[Begin Stored data]

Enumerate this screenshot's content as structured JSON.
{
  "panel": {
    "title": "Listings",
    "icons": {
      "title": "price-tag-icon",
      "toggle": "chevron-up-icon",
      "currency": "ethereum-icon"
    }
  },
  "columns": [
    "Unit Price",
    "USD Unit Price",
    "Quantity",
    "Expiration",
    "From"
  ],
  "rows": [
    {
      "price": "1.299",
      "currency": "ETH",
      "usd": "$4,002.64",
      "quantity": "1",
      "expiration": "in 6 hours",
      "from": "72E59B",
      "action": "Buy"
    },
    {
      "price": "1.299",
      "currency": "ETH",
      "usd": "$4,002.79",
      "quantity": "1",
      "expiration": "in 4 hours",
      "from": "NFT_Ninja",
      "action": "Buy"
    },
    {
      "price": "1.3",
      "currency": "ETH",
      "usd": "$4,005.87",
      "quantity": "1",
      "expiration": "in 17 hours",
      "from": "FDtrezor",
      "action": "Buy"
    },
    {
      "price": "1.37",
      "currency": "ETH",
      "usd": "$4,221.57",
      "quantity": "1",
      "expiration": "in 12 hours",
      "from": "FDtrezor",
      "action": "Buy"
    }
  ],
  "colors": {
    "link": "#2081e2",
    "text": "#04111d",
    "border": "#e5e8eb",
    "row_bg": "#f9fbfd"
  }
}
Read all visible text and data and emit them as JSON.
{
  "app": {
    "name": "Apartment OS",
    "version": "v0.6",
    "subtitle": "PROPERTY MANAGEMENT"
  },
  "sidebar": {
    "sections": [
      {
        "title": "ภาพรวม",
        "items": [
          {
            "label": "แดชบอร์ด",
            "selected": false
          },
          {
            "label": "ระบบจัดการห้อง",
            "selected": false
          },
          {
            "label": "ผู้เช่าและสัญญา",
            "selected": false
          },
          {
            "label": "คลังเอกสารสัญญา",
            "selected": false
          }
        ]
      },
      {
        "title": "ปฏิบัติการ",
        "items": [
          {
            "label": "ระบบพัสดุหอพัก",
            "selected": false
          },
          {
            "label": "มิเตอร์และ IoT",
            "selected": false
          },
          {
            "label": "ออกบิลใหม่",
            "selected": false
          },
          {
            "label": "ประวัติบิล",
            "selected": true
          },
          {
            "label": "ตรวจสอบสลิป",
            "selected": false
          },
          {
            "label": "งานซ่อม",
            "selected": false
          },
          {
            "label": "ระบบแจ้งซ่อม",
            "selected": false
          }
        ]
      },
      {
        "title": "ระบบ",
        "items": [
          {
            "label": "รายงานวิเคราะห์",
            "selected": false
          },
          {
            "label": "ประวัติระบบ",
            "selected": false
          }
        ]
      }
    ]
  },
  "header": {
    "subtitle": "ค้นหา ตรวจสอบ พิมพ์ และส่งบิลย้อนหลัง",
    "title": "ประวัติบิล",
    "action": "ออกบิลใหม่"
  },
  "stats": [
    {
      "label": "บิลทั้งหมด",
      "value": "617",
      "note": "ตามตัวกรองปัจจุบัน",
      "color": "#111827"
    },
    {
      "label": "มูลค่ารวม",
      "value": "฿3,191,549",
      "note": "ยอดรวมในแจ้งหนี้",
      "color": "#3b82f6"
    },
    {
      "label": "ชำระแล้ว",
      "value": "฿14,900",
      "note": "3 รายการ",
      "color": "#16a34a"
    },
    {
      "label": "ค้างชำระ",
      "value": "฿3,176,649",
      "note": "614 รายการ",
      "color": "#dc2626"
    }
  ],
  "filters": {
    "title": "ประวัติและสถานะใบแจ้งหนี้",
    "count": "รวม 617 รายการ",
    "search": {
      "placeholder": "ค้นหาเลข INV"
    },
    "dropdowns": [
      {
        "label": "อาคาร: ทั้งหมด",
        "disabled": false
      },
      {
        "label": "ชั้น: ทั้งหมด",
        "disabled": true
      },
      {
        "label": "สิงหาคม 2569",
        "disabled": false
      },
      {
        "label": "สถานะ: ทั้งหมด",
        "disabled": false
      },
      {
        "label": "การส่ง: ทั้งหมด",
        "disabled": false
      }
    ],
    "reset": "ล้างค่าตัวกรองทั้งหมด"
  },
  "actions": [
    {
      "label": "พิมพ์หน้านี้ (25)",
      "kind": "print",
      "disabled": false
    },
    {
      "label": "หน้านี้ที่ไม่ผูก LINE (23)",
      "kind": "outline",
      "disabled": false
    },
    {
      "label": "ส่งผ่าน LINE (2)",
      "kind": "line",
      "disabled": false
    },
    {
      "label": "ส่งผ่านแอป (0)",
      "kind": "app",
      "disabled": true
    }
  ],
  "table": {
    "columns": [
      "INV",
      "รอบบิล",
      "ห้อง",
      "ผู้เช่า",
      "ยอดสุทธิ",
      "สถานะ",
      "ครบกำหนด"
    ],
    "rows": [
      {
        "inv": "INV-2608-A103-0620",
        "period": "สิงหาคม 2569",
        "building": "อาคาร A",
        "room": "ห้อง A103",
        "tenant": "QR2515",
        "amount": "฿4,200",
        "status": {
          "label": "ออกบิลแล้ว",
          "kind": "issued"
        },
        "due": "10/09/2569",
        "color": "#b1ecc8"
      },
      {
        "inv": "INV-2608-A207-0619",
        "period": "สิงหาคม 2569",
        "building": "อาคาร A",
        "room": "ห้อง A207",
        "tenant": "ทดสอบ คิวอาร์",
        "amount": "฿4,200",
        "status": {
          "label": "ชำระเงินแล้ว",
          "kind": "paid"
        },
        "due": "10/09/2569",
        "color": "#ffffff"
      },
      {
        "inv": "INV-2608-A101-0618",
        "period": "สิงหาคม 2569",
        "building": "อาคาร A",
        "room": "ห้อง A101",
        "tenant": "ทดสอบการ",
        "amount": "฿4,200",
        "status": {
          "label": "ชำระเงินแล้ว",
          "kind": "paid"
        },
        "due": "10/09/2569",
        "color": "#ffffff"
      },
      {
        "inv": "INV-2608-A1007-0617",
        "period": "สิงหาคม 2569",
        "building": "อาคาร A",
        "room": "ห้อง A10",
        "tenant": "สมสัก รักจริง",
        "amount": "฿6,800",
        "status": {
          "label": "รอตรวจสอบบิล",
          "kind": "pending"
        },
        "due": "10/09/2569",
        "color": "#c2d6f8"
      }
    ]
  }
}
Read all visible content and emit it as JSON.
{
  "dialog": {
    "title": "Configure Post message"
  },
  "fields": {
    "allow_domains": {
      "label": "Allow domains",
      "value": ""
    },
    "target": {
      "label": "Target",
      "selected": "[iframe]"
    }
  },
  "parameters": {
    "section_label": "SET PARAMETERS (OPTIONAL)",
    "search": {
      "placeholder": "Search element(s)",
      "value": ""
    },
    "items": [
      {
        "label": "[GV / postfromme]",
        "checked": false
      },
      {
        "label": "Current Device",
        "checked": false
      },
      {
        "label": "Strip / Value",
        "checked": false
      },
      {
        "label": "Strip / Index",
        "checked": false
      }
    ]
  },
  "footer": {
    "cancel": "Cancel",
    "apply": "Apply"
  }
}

[End Stored data]
[Begin Stored data]

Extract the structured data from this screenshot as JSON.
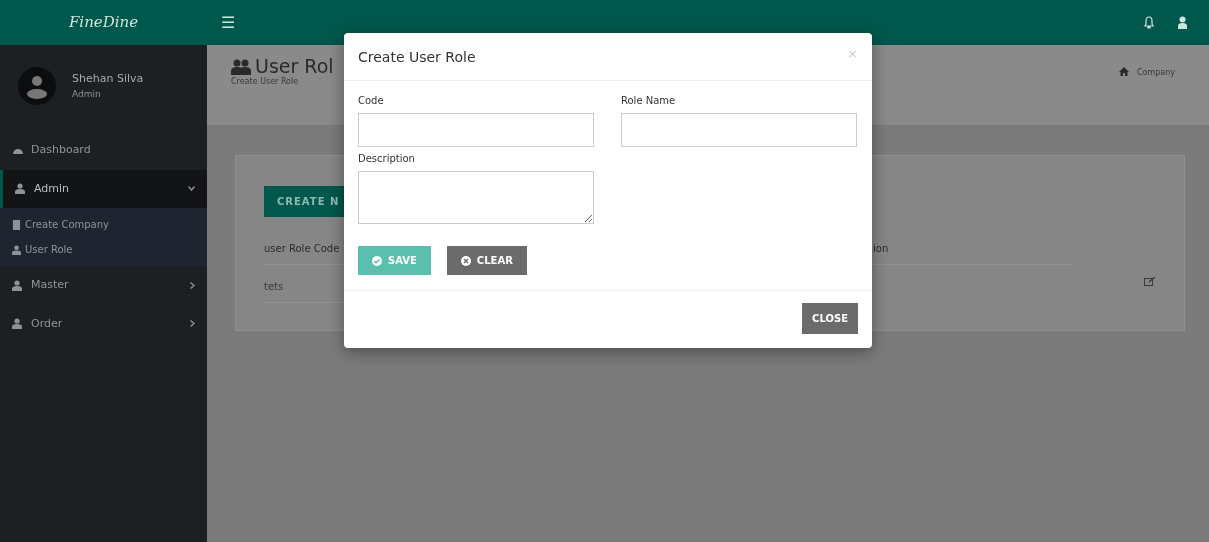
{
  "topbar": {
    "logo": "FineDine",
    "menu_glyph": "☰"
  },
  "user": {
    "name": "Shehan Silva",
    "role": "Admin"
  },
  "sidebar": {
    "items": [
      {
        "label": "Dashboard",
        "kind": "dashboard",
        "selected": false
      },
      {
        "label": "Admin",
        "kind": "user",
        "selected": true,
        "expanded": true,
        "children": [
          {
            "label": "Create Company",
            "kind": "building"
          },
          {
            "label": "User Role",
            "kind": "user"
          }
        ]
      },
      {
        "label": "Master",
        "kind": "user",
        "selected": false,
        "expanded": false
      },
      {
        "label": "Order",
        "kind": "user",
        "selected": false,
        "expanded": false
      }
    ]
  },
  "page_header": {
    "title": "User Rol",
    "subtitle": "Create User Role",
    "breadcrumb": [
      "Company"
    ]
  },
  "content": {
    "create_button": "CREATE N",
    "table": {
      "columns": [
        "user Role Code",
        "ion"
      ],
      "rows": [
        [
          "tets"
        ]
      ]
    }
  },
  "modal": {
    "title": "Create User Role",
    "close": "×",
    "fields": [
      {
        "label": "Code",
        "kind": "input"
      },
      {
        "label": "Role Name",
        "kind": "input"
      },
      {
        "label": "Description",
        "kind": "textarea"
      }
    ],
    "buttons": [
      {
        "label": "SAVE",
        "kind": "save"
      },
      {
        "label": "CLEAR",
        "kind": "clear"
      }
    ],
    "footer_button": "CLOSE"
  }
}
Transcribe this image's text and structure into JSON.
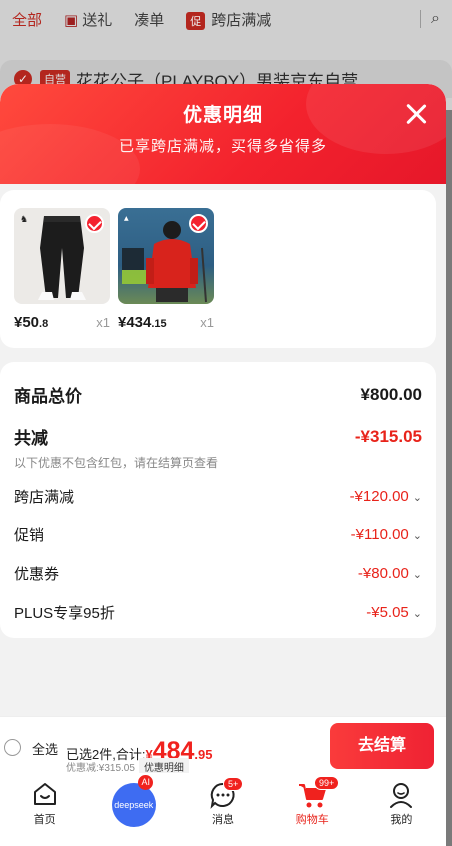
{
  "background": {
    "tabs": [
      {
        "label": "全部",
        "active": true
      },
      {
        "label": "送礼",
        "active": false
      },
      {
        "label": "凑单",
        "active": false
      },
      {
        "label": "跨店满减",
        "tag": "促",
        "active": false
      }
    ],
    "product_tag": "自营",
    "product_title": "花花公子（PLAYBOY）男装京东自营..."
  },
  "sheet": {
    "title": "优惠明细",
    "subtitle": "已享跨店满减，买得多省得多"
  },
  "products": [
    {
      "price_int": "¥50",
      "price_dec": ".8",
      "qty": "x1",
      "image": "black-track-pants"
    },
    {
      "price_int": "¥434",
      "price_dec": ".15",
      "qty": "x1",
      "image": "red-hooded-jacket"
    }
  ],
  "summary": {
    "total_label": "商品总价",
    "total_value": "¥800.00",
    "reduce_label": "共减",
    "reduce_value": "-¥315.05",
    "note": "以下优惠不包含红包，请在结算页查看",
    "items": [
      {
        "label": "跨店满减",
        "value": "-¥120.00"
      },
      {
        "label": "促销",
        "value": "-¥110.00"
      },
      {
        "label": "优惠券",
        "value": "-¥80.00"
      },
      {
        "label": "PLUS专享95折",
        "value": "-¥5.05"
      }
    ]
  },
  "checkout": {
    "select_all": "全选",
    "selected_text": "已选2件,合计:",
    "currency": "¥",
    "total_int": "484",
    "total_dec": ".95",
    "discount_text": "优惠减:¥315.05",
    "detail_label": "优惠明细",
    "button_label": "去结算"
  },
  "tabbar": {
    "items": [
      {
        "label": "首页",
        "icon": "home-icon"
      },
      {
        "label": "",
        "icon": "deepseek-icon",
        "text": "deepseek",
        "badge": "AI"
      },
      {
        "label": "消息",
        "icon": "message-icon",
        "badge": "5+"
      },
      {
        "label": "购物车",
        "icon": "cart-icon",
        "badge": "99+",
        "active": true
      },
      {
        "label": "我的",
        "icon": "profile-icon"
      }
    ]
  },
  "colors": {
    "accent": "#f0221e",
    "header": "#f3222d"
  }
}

[End Stored data]

• What to do
Whichever lines contain the string "tenant", select and copy them.

• Answer to this task
        "tenant": "QR2515",
        "tenant": "ทดสอบ คิวอาร์",
        "tenant": "ทดสอบการ",
        "tenant": "สมสัก รักจริง",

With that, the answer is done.